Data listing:

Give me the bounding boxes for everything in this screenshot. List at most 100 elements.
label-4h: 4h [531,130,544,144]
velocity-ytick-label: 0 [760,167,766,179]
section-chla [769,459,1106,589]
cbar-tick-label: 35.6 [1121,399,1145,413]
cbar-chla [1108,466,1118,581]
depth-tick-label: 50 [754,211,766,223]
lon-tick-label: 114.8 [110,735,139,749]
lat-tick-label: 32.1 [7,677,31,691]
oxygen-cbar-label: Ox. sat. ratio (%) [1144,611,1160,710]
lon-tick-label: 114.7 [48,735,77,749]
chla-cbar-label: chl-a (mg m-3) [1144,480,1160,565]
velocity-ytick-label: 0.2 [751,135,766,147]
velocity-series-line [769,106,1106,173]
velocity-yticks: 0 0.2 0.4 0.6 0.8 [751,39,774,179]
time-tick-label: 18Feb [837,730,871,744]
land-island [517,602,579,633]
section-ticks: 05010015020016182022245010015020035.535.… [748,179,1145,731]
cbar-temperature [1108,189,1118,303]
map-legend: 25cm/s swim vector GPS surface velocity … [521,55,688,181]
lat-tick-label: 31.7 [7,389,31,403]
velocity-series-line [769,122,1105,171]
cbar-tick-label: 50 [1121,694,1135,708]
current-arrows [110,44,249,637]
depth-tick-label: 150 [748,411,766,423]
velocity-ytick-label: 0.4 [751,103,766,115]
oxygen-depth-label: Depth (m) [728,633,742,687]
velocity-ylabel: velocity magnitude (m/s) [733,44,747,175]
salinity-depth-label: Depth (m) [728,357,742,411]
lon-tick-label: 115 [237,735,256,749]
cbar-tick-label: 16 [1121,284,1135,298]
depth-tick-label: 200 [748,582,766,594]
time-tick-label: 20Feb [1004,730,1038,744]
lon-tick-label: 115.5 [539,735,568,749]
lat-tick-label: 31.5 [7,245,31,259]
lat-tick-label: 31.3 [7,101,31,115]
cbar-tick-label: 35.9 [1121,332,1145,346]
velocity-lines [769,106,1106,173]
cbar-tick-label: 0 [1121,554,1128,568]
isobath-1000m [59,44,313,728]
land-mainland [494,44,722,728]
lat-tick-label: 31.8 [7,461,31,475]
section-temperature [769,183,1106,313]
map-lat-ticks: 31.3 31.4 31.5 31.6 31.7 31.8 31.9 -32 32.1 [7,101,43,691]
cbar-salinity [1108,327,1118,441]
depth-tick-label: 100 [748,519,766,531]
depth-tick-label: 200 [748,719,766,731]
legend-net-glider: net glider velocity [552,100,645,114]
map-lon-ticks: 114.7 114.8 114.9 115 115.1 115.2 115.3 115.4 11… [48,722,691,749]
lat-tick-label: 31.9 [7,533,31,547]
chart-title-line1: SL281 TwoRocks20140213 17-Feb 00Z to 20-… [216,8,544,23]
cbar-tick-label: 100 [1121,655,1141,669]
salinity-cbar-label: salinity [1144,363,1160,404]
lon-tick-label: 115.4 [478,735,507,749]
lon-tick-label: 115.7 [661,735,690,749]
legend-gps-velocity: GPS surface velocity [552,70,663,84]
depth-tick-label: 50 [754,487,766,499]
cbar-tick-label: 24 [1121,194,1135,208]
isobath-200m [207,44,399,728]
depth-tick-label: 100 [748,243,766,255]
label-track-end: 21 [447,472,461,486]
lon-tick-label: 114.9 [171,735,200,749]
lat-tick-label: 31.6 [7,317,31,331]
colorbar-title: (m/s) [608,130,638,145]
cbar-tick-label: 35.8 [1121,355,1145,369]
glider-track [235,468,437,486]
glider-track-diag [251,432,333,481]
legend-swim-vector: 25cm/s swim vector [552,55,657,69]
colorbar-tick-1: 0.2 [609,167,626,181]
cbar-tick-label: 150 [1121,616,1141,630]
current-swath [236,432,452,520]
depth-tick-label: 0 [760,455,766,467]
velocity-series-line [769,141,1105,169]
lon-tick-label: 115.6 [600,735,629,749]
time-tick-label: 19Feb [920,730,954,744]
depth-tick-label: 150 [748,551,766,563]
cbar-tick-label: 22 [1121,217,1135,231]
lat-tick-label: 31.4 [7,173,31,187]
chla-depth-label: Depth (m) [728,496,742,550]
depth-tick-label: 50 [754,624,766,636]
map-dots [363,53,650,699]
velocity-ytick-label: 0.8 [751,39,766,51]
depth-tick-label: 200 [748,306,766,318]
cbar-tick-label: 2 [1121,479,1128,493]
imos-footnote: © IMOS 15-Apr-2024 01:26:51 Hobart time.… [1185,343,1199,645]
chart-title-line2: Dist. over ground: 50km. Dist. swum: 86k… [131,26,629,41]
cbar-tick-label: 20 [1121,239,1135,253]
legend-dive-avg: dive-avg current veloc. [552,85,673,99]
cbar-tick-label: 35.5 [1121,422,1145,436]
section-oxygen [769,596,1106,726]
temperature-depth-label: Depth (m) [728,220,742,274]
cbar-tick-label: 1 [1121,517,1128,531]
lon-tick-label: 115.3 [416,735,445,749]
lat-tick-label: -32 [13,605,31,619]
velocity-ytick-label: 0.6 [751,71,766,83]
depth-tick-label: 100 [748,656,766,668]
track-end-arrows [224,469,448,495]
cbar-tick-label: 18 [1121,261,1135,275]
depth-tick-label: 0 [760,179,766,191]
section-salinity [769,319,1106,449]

→ Task objective
Return every line of the entries above without changing a single character.

→ Answer to the task
Give me the bounding boxes for everything in this screenshot. List at most 100 elements.
label-4h: 4h [531,130,544,144]
velocity-ytick-label: 0 [760,167,766,179]
section-chla [769,459,1106,589]
cbar-tick-label: 35.6 [1121,399,1145,413]
cbar-chla [1108,466,1118,581]
depth-tick-label: 50 [754,211,766,223]
lon-tick-label: 114.8 [110,735,139,749]
lat-tick-label: 32.1 [7,677,31,691]
oxygen-cbar-label: Ox. sat. ratio (%) [1144,611,1160,710]
lon-tick-label: 114.7 [48,735,77,749]
chla-cbar-label: chl-a (mg m-3) [1144,480,1160,565]
velocity-ytick-label: 0.2 [751,135,766,147]
velocity-series-line [769,106,1106,173]
velocity-yticks: 0 0.2 0.4 0.6 0.8 [751,39,774,179]
time-tick-label: 18Feb [837,730,871,744]
land-island [517,602,579,633]
section-ticks: 05010015020016182022245010015020035.535.… [748,179,1145,731]
cbar-temperature [1108,189,1118,303]
map-legend: 25cm/s swim vector GPS surface velocity … [521,55,688,181]
lat-tick-label: 31.7 [7,389,31,403]
velocity-series-line [769,122,1105,171]
cbar-tick-label: 50 [1121,694,1135,708]
current-arrows [110,44,249,637]
depth-tick-label: 150 [748,411,766,423]
velocity-ytick-label: 0.4 [751,103,766,115]
oxygen-depth-label: Depth (m) [728,633,742,687]
velocity-ylabel: velocity magnitude (m/s) [733,44,747,175]
salinity-depth-label: Depth (m) [728,357,742,411]
lon-tick-label: 115 [237,735,256,749]
cbar-tick-label: 16 [1121,284,1135,298]
depth-tick-label: 200 [748,582,766,594]
time-tick-label: 20Feb [1004,730,1038,744]
lon-tick-label: 115.5 [539,735,568,749]
lat-tick-label: 31.5 [7,245,31,259]
lat-tick-label: 31.3 [7,101,31,115]
cbar-tick-label: 35.9 [1121,332,1145,346]
velocity-lines [769,106,1106,173]
cbar-tick-label: 0 [1121,554,1128,568]
isobath-1000m [59,44,313,728]
land-mainland [494,44,722,728]
lat-tick-label: 31.8 [7,461,31,475]
section-temperature [769,183,1106,313]
map-lat-ticks: 31.3 31.4 31.5 31.6 31.7 31.8 31.9 -32 32.1 [7,101,43,691]
cbar-salinity [1108,327,1118,441]
depth-tick-label: 100 [748,519,766,531]
depth-tick-label: 200 [748,719,766,731]
legend-net-glider: net glider velocity [552,100,645,114]
map-lon-ticks: 114.7 114.8 114.9 115 115.1 115.2 115.3 115.4 11… [48,722,691,749]
lat-tick-label: 31.9 [7,533,31,547]
chart-title-line1: SL281 TwoRocks20140213 17-Feb 00Z to 20-… [216,8,544,23]
cbar-tick-label: 100 [1121,655,1141,669]
salinity-cbar-label: salinity [1144,363,1160,404]
lon-tick-label: 115.4 [478,735,507,749]
lon-tick-label: 115.7 [661,735,690,749]
legend-gps-velocity: GPS surface velocity [552,70,663,84]
depth-tick-label: 50 [754,487,766,499]
cbar-tick-label: 24 [1121,194,1135,208]
isobath-200m [207,44,399,728]
depth-tick-label: 100 [748,243,766,255]
label-track-end: 21 [447,472,461,486]
lon-tick-label: 114.9 [171,735,200,749]
lat-tick-label: 31.6 [7,317,31,331]
colorbar-title: (m/s) [608,130,638,145]
cbar-tick-label: 35.8 [1121,355,1145,369]
glider-track [235,468,437,486]
glider-track-diag [251,432,333,481]
legend-swim-vector: 25cm/s swim vector [552,55,657,69]
colorbar-tick-1: 0.2 [609,167,626,181]
cbar-tick-label: 150 [1121,616,1141,630]
current-swath [236,432,452,520]
depth-tick-label: 0 [760,455,766,467]
velocity-series-line [769,141,1105,169]
lon-tick-label: 115.6 [600,735,629,749]
time-tick-label: 19Feb [920,730,954,744]
depth-tick-label: 150 [748,551,766,563]
cbar-tick-label: 22 [1121,217,1135,231]
lat-tick-label: 31.4 [7,173,31,187]
chla-depth-label: Depth (m) [728,496,742,550]
depth-tick-label: 50 [754,624,766,636]
map-dots [363,53,650,699]
velocity-ytick-label: 0.8 [751,39,766,51]
depth-tick-label: 200 [748,306,766,318]
cbar-tick-label: 2 [1121,479,1128,493]
imos-footnote: © IMOS 15-Apr-2024 01:26:51 Hobart time.… [1185,343,1199,645]
chart-title-line2: Dist. over ground: 50km. Dist. swum: 86k… [131,26,629,41]
cbar-tick-label: 20 [1121,239,1135,253]
legend-dive-avg: dive-avg current veloc. [552,85,673,99]
cbar-tick-label: 35.5 [1121,422,1145,436]
section-oxygen [769,596,1106,726]
temperature-depth-label: Depth (m) [728,220,742,274]
cbar-tick-label: 1 [1121,517,1128,531]
lon-tick-label: 115.3 [416,735,445,749]
lat-tick-label: -32 [13,605,31,619]
velocity-ytick-label: 0.6 [751,71,766,83]
depth-tick-label: 100 [748,656,766,668]
track-end-arrows [224,469,448,495]
cbar-tick-label: 18 [1121,261,1135,275]
depth-tick-label: 0 [760,179,766,191]
section-salinity [769,319,1106,449]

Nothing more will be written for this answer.